STATED PROBLEM:
Counting only lines that hold "JSON", give the total and nothing more.
************
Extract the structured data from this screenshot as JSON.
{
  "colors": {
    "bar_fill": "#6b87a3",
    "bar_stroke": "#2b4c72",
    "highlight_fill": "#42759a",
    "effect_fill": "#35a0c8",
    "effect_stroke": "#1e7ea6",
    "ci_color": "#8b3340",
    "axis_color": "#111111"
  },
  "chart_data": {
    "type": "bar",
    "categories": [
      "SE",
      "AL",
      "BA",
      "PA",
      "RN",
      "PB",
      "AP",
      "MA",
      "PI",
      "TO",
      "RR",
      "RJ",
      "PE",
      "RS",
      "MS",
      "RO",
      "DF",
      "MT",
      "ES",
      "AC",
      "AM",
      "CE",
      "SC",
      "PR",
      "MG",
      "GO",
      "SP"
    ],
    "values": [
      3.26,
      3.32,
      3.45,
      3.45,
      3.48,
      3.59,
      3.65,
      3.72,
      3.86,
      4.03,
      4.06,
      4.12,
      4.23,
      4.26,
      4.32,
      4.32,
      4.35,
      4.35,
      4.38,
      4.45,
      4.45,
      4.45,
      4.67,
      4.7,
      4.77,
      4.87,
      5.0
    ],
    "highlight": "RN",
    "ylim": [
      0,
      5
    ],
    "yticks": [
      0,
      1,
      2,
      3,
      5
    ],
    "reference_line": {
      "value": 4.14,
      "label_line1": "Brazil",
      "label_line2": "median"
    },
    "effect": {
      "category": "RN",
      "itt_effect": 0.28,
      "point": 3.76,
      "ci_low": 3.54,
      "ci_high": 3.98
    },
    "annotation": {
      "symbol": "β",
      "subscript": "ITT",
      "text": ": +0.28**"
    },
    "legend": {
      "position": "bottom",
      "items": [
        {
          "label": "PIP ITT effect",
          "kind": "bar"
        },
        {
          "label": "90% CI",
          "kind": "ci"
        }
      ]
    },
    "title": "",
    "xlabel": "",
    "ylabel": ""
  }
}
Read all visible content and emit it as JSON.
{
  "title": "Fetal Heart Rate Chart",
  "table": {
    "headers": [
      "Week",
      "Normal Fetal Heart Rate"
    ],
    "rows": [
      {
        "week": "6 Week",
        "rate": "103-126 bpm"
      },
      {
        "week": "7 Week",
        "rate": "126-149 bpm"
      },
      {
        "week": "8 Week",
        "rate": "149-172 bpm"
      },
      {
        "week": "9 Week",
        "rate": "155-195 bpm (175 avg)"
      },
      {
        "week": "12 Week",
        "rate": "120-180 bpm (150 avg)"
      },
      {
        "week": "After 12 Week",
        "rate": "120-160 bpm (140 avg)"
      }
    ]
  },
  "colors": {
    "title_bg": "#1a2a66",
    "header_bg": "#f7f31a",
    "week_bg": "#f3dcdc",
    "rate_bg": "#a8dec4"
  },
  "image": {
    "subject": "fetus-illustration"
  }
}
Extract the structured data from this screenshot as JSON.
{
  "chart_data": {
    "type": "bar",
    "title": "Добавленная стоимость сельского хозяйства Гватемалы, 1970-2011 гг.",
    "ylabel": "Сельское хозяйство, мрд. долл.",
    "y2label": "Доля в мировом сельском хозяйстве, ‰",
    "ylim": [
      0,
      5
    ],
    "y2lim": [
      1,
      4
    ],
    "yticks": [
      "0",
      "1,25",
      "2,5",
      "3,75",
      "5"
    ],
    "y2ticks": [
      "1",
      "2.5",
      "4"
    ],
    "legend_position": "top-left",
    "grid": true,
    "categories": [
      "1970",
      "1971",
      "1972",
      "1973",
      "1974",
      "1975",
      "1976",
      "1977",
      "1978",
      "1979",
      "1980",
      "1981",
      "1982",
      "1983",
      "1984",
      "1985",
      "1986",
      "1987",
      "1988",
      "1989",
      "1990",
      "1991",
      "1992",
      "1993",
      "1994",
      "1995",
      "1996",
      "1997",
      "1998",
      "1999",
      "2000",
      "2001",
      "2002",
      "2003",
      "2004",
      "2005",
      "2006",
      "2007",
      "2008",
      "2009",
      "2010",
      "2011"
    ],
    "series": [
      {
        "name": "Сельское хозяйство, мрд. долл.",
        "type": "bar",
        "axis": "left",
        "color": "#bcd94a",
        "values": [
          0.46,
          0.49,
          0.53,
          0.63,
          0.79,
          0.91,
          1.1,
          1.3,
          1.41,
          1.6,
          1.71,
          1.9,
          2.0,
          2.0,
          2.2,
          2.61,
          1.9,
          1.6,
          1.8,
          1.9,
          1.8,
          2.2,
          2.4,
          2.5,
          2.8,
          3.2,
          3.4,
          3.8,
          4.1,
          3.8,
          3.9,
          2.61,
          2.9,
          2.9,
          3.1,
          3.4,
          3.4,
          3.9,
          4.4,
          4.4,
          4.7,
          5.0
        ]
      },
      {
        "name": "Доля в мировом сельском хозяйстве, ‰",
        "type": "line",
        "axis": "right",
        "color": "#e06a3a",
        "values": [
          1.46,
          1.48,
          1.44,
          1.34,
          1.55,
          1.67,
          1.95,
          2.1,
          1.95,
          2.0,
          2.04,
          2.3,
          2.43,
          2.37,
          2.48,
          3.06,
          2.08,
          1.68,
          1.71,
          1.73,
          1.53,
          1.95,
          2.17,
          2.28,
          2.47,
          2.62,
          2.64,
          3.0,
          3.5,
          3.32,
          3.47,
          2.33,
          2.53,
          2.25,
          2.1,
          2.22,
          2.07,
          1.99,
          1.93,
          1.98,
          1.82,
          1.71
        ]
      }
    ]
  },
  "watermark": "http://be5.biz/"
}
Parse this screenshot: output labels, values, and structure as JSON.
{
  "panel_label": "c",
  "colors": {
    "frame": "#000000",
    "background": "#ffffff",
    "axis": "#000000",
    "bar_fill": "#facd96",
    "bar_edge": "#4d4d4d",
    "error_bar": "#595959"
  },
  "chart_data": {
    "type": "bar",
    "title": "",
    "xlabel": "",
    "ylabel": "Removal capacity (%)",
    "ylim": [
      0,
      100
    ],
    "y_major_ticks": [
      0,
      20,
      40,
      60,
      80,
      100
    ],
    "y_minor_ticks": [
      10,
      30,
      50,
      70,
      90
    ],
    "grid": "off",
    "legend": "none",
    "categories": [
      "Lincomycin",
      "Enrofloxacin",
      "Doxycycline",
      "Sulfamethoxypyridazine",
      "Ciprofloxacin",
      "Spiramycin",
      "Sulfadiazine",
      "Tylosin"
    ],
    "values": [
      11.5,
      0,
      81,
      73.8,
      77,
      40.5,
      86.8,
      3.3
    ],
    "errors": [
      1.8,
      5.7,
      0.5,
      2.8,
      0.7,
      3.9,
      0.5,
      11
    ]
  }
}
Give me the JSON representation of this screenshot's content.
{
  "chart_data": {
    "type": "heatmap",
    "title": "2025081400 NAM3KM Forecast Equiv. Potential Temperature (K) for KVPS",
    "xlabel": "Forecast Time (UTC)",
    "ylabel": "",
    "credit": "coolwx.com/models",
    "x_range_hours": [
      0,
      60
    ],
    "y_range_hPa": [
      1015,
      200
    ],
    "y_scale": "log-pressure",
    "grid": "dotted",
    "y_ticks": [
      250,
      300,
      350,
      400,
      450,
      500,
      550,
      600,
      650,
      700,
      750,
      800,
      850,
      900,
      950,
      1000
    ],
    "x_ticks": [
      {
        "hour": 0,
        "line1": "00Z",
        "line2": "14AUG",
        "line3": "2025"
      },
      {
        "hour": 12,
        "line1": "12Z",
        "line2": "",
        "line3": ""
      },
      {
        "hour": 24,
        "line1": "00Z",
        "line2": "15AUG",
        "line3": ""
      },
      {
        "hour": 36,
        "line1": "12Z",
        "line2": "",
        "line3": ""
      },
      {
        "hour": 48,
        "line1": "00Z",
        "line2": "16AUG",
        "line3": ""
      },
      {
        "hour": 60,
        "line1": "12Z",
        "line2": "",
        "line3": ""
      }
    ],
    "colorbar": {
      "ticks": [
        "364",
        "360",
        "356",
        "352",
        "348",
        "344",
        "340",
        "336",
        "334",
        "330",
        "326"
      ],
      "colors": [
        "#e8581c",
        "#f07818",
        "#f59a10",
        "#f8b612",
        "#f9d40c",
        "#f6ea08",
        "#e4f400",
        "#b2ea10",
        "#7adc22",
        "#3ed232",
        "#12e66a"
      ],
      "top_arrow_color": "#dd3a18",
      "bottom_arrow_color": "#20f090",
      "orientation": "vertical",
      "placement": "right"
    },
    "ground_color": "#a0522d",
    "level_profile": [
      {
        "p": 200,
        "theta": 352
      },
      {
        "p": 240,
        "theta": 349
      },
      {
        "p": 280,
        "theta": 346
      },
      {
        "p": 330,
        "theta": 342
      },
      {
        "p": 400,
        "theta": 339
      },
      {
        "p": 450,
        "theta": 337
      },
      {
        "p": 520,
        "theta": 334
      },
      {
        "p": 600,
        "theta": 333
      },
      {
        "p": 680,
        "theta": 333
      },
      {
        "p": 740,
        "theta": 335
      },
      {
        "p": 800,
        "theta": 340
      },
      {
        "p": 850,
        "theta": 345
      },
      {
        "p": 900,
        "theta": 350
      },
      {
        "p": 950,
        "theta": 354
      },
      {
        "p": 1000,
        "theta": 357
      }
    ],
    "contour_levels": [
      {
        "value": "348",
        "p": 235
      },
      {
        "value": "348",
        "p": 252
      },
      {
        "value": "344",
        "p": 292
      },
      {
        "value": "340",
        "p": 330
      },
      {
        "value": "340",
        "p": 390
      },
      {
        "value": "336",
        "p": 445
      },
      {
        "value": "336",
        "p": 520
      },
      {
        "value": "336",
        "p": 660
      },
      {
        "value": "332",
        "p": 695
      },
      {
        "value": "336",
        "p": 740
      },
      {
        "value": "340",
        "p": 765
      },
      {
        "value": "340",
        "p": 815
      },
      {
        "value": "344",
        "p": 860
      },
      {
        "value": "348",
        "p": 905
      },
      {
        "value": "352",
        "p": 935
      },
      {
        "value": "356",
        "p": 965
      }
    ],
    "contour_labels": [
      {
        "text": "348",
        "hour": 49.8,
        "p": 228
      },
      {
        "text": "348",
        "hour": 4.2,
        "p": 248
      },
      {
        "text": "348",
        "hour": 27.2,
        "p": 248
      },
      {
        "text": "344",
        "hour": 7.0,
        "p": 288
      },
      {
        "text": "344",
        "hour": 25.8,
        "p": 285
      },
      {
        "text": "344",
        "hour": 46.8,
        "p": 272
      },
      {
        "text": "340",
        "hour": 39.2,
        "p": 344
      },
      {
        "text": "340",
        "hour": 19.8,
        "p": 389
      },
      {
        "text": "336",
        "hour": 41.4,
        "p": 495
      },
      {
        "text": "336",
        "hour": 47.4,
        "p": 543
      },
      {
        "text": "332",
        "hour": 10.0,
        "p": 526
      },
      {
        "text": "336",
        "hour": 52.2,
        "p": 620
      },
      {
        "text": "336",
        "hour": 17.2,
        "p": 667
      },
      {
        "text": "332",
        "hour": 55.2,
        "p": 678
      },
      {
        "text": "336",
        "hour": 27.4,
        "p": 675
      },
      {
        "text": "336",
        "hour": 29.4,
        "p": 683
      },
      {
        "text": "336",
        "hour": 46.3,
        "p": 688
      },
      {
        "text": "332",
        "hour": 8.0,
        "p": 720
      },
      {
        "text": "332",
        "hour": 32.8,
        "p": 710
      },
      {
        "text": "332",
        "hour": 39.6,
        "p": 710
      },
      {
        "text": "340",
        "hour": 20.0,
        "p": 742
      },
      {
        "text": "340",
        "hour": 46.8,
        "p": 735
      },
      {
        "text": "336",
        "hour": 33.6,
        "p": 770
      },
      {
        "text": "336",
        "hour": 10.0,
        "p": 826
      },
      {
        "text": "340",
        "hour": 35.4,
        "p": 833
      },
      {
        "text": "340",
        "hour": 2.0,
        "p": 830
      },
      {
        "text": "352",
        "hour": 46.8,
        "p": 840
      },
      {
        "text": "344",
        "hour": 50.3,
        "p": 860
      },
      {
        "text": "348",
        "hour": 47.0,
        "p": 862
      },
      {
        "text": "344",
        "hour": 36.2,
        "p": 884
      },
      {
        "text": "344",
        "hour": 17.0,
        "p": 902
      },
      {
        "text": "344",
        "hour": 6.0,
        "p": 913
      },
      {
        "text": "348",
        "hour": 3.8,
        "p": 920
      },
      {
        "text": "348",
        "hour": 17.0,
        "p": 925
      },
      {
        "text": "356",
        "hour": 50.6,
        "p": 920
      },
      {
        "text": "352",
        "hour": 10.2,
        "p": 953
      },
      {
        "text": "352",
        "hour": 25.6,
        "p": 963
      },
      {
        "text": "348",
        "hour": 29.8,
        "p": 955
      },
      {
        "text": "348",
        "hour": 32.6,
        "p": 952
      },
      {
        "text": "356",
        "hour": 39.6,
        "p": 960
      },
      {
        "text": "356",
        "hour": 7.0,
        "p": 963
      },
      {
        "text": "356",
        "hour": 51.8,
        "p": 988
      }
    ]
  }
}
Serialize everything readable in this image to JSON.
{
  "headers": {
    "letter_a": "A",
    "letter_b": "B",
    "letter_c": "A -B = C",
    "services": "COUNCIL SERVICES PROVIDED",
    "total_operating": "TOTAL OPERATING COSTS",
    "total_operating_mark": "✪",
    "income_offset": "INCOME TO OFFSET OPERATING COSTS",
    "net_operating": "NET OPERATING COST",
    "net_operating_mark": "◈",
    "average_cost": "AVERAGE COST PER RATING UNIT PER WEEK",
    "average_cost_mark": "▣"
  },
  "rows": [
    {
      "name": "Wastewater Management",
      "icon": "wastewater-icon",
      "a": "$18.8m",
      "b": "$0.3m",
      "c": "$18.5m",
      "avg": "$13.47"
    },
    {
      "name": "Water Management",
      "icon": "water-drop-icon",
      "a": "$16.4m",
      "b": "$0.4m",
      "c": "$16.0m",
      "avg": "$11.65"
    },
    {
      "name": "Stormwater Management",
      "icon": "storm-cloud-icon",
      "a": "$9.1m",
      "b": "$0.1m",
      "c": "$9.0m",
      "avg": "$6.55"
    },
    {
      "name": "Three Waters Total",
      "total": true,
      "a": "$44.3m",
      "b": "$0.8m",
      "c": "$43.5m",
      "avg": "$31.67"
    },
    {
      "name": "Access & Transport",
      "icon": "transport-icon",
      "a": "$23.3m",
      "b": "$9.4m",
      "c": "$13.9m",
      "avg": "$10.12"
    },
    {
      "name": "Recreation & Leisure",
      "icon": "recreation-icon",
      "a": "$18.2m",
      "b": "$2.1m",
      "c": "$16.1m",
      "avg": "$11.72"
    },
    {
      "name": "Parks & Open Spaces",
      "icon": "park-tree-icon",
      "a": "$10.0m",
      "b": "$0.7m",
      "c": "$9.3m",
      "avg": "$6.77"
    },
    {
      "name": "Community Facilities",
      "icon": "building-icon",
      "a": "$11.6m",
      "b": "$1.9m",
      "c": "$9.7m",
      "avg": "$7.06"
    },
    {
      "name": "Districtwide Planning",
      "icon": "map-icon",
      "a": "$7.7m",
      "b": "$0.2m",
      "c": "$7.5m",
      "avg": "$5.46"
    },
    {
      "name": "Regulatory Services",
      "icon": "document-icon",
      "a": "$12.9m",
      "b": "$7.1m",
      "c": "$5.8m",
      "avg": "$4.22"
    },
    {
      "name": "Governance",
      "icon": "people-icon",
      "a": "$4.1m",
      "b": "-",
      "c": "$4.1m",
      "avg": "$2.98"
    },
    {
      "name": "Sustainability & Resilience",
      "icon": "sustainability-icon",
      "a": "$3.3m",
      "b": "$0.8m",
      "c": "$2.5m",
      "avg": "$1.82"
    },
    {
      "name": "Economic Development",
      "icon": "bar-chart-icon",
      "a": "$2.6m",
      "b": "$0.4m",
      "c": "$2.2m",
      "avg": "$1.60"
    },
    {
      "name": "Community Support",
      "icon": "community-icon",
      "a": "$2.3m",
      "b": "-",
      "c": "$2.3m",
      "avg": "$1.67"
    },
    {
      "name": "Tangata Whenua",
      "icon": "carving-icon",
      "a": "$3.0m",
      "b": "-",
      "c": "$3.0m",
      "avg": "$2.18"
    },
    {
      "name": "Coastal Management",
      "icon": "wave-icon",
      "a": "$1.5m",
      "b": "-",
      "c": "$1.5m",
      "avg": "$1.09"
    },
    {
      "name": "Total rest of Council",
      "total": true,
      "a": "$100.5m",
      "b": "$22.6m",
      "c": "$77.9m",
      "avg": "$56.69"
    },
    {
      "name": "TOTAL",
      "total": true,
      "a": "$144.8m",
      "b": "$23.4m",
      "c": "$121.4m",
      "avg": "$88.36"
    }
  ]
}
************
RESPONSE BELOW:
6